◆ Directions for this task
Repeat, exactly and completely, the entries shown underneath.

______________________________

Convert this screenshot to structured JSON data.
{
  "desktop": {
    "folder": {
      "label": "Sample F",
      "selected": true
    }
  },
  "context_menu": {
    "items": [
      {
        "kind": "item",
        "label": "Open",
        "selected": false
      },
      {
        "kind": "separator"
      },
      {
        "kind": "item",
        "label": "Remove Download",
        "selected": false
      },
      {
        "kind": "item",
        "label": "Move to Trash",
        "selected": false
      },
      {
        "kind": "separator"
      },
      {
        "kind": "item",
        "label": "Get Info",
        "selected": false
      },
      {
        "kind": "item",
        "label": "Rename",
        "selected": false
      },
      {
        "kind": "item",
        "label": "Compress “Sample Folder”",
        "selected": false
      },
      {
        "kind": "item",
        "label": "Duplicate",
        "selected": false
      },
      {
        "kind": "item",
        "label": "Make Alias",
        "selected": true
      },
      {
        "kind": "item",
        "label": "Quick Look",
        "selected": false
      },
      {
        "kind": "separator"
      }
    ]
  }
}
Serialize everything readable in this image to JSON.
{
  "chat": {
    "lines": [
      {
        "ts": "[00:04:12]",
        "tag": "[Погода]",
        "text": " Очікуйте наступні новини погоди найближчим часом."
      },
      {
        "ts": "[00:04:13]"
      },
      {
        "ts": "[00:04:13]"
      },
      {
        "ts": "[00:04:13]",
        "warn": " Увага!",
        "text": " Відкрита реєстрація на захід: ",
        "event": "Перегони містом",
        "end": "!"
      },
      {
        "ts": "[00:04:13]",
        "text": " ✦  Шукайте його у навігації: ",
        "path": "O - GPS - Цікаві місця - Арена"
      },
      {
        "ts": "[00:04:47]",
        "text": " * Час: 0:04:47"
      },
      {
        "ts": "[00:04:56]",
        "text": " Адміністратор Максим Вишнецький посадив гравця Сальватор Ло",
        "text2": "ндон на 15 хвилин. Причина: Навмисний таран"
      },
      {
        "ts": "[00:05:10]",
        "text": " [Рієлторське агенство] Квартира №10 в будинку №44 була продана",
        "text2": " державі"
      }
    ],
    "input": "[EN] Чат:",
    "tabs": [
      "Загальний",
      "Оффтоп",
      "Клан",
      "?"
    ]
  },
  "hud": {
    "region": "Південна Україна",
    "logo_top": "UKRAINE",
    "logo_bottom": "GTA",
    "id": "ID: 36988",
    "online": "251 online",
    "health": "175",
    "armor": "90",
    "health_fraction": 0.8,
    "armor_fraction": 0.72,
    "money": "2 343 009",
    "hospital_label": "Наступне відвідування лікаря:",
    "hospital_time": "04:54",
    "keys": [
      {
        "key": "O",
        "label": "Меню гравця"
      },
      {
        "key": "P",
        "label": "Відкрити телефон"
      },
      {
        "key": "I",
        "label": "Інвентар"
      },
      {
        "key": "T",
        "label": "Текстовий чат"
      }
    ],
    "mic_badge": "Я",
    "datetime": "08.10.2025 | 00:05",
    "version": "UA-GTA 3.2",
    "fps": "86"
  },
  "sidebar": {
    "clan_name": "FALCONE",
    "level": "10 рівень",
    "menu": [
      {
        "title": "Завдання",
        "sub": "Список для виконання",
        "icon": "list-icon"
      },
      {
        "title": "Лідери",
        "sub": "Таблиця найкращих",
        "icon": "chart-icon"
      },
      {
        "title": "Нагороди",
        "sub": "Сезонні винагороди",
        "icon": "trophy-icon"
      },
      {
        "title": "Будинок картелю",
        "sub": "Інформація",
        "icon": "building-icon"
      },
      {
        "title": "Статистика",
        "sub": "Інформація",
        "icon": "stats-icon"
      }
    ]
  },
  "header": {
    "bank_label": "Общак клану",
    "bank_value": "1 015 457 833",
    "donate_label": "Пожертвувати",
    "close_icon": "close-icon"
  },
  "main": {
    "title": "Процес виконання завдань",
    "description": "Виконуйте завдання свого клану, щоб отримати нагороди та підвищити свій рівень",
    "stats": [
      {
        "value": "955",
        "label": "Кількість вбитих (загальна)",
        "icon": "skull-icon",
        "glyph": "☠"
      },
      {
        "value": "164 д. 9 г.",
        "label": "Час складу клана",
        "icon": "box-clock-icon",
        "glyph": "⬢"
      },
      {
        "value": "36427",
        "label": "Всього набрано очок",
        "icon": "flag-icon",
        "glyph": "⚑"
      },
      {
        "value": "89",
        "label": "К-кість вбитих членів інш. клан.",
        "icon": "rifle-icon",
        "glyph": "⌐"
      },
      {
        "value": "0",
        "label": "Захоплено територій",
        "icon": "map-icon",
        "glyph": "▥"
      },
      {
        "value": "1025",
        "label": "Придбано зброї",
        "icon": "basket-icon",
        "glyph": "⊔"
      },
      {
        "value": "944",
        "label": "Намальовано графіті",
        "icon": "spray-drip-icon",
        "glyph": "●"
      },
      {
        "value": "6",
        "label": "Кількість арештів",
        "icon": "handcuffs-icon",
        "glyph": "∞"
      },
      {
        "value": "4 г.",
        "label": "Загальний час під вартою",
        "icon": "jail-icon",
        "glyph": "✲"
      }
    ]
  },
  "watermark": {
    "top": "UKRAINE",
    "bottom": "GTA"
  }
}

______________________________

◆ The result
Convert this screenshot to structured JSON data.
{
  "desktop": {
    "folder": {
      "label": "Sample F",
      "selected": true
    }
  },
  "context_menu": {
    "items": [
      {
        "kind": "item",
        "label": "Open",
        "selected": false
      },
      {
        "kind": "separator"
      },
      {
        "kind": "item",
        "label": "Remove Download",
        "selected": false
      },
      {
        "kind": "item",
        "label": "Move to Trash",
        "selected": false
      },
      {
        "kind": "separator"
      },
      {
        "kind": "item",
        "label": "Get Info",
        "selected": false
      },
      {
        "kind": "item",
        "label": "Rename",
        "selected": false
      },
      {
        "kind": "item",
        "label": "Compress “Sample Folder”",
        "selected": false
      },
      {
        "kind": "item",
        "label": "Duplicate",
        "selected": false
      },
      {
        "kind": "item",
        "label": "Make Alias",
        "selected": true
      },
      {
        "kind": "item",
        "label": "Quick Look",
        "selected": false
      },
      {
        "kind": "separator"
      }
    ]
  }
}
Serialize everything readable in this image to JSON.
{
  "chat": {
    "lines": [
      {
        "ts": "[00:04:12]",
        "tag": "[Погода]",
        "text": " Очікуйте наступні новини погоди найближчим часом."
      },
      {
        "ts": "[00:04:13]"
      },
      {
        "ts": "[00:04:13]"
      },
      {
        "ts": "[00:04:13]",
        "warn": " Увага!",
        "text": " Відкрита реєстрація на захід: ",
        "event": "Перегони містом",
        "end": "!"
      },
      {
        "ts": "[00:04:13]",
        "text": " ✦  Шукайте його у навігації: ",
        "path": "O - GPS - Цікаві місця - Арена"
      },
      {
        "ts": "[00:04:47]",
        "text": " * Час: 0:04:47"
      },
      {
        "ts": "[00:04:56]",
        "text": " Адміністратор Максим Вишнецький посадив гравця Сальватор Ло",
        "text2": "ндон на 15 хвилин. Причина: Навмисний таран"
      },
      {
        "ts": "[00:05:10]",
        "text": " [Рієлторське агенство] Квартира №10 в будинку №44 була продана",
        "text2": " державі"
      }
    ],
    "input": "[EN] Чат:",
    "tabs": [
      "Загальний",
      "Оффтоп",
      "Клан",
      "?"
    ]
  },
  "hud": {
    "region": "Південна Україна",
    "logo_top": "UKRAINE",
    "logo_bottom": "GTA",
    "id": "ID: 36988",
    "online": "251 online",
    "health": "175",
    "armor": "90",
    "health_fraction": 0.8,
    "armor_fraction": 0.72,
    "money": "2 343 009",
    "hospital_label": "Наступне відвідування лікаря:",
    "hospital_time": "04:54",
    "keys": [
      {
        "key": "O",
        "label": "Меню гравця"
      },
      {
        "key": "P",
        "label": "Відкрити телефон"
      },
      {
        "key": "I",
        "label": "Інвентар"
      },
      {
        "key": "T",
        "label": "Текстовий чат"
      }
    ],
    "mic_badge": "Я",
    "datetime": "08.10.2025 | 00:05",
    "version": "UA-GTA 3.2",
    "fps": "86"
  },
  "sidebar": {
    "clan_name": "FALCONE",
    "level": "10 рівень",
    "menu": [
      {
        "title": "Завдання",
        "sub": "Список для виконання",
        "icon": "list-icon"
      },
      {
        "title": "Лідери",
        "sub": "Таблиця найкращих",
        "icon": "chart-icon"
      },
      {
        "title": "Нагороди",
        "sub": "Сезонні винагороди",
        "icon": "trophy-icon"
      },
      {
        "title": "Будинок картелю",
        "sub": "Інформація",
        "icon": "building-icon"
      },
      {
        "title": "Статистика",
        "sub": "Інформація",
        "icon": "stats-icon"
      }
    ]
  },
  "header": {
    "bank_label": "Общак клану",
    "bank_value": "1 015 457 833",
    "donate_label": "Пожертвувати",
    "close_icon": "close-icon"
  },
  "main": {
    "title": "Процес виконання завдань",
    "description": "Виконуйте завдання свого клану, щоб отримати нагороди та підвищити свій рівень",
    "stats": [
      {
        "value": "955",
        "label": "Кількість вбитих (загальна)",
        "icon": "skull-icon",
        "glyph": "☠"
      },
      {
        "value": "164 д. 9 г.",
        "label": "Час складу клана",
        "icon": "box-clock-icon",
        "glyph": "⬢"
      },
      {
        "value": "36427",
        "label": "Всього набрано очок",
        "icon": "flag-icon",
        "glyph": "⚑"
      },
      {
        "value": "89",
        "label": "К-кість вбитих членів інш. клан.",
        "icon": "rifle-icon",
        "glyph": "⌐"
      },
      {
        "value": "0",
        "label": "Захоплено територій",
        "icon": "map-icon",
        "glyph": "▥"
      },
      {
        "value": "1025",
        "label": "Придбано зброї",
        "icon": "basket-icon",
        "glyph": "⊔"
      },
      {
        "value": "944",
        "label": "Намальовано графіті",
        "icon": "spray-drip-icon",
        "glyph": "●"
      },
      {
        "value": "6",
        "label": "Кількість арештів",
        "icon": "handcuffs-icon",
        "glyph": "∞"
      },
      {
        "value": "4 г.",
        "label": "Загальний час під вартою",
        "icon": "jail-icon",
        "glyph": "✲"
      }
    ]
  },
  "watermark": {
    "top": "UKRAINE",
    "bottom": "GTA"
  }
}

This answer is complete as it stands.